• Objective:
Locate the word "this" in the material, then show every line that holds it.

• Supplied entries:
◆ ◆ ◆ ◆ ◆

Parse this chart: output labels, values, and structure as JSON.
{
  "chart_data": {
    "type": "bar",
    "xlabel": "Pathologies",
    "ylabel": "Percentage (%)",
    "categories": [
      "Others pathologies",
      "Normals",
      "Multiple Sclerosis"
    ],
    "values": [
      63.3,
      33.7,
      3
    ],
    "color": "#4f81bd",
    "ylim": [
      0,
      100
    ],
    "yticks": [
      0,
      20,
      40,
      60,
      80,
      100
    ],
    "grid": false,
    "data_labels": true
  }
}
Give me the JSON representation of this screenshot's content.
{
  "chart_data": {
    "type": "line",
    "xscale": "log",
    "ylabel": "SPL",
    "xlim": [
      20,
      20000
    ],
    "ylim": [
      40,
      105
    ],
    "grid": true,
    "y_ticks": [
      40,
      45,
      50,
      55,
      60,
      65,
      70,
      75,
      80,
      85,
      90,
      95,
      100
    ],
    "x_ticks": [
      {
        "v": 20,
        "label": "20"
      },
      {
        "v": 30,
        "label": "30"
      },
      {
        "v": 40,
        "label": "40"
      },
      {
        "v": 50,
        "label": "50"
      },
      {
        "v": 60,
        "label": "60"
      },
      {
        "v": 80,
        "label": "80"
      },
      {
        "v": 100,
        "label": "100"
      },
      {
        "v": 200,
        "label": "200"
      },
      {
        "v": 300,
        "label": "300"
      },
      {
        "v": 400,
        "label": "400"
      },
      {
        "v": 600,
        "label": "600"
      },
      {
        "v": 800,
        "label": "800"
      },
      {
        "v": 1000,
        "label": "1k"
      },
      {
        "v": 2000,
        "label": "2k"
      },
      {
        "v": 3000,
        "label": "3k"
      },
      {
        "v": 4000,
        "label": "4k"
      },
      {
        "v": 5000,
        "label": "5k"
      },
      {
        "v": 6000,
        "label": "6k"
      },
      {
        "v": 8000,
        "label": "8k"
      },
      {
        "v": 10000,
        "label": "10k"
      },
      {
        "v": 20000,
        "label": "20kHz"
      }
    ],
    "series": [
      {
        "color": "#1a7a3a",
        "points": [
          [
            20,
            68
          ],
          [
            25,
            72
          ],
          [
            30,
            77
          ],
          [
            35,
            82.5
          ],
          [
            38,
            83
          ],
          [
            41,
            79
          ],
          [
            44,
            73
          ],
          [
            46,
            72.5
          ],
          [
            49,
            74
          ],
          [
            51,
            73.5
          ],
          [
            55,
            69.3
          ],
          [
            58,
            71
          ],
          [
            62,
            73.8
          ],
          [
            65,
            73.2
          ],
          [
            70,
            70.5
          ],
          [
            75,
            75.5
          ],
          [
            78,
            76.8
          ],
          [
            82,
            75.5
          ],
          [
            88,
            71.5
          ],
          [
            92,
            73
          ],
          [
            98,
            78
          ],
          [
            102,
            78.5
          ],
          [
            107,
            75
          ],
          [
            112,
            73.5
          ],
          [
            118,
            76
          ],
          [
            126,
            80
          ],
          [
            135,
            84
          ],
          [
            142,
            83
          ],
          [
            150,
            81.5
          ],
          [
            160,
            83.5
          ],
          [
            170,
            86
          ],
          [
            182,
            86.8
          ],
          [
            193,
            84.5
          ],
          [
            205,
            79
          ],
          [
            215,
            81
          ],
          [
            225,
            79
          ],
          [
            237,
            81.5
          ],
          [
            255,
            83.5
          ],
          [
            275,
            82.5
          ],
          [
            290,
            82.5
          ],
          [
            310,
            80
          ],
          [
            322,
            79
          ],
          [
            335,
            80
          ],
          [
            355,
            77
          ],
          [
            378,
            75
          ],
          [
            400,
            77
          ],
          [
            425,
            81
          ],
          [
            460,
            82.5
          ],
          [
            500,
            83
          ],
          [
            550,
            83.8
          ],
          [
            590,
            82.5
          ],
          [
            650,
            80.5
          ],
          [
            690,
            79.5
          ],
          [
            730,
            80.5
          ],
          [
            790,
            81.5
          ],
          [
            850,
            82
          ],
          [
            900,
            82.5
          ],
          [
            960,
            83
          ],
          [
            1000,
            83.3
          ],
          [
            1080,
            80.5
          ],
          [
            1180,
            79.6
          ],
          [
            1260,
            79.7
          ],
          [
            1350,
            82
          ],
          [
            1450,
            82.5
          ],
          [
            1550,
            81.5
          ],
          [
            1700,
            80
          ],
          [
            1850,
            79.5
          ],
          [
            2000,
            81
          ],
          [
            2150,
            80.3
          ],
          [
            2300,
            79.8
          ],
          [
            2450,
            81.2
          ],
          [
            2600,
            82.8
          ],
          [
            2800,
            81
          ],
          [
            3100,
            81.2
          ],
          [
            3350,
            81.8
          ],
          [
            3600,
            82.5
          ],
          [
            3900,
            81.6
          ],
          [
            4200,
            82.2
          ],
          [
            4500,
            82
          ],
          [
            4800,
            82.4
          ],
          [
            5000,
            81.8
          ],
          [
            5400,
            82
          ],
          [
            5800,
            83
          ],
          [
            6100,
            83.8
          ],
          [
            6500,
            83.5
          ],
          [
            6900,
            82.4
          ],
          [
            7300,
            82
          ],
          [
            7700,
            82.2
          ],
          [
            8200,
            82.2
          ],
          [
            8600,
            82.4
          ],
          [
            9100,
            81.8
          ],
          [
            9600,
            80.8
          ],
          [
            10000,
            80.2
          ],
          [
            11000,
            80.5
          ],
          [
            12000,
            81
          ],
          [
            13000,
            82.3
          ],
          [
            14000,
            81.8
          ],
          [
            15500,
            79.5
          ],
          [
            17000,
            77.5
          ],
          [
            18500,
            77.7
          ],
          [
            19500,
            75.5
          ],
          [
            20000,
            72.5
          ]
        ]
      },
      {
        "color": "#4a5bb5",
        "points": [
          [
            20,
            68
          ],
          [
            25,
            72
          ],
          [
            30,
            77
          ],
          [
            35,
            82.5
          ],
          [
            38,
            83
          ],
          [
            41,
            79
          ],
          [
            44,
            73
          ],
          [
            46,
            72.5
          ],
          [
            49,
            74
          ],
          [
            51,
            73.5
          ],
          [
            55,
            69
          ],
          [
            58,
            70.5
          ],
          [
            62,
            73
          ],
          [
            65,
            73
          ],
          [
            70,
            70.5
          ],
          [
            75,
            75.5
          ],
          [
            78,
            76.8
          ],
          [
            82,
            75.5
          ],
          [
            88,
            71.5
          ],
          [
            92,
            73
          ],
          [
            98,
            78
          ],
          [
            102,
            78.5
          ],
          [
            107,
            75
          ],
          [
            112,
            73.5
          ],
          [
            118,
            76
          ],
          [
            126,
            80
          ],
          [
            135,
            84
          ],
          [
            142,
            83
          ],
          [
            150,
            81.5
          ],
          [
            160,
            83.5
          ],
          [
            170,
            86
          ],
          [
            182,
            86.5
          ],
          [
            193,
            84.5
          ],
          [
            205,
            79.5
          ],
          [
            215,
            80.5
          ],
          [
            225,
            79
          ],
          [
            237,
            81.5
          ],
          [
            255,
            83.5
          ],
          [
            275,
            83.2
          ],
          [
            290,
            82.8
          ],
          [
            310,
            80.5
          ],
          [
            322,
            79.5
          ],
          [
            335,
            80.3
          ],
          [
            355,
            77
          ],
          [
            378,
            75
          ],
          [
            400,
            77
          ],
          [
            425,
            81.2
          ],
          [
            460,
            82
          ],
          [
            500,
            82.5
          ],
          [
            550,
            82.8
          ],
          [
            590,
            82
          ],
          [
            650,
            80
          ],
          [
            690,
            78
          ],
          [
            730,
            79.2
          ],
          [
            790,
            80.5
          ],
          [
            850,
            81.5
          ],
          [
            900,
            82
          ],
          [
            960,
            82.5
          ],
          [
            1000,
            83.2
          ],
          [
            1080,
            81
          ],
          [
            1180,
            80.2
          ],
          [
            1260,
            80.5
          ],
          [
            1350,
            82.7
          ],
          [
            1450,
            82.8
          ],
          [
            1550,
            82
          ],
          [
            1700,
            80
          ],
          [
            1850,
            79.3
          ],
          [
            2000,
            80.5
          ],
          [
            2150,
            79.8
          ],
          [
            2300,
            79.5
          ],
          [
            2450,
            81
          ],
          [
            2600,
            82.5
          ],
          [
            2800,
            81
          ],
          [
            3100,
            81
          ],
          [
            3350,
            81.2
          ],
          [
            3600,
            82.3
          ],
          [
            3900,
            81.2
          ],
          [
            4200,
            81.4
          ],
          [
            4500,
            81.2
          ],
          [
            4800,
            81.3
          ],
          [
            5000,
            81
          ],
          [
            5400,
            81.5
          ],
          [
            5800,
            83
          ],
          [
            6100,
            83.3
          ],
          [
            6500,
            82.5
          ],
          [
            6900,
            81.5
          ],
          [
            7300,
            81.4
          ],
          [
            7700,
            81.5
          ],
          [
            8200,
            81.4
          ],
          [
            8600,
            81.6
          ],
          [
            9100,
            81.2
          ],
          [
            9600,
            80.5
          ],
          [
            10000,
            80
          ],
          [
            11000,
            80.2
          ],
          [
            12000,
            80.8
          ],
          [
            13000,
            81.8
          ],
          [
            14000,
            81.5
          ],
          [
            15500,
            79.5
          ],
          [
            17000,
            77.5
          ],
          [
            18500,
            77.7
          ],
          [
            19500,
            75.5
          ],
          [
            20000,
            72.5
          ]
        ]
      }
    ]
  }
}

◆ ◆ ◆ ◆ ◆

• Output below:
Parse this chart: output labels, values, and structure as JSON.
Give me the JSON representation of this screenshot's content.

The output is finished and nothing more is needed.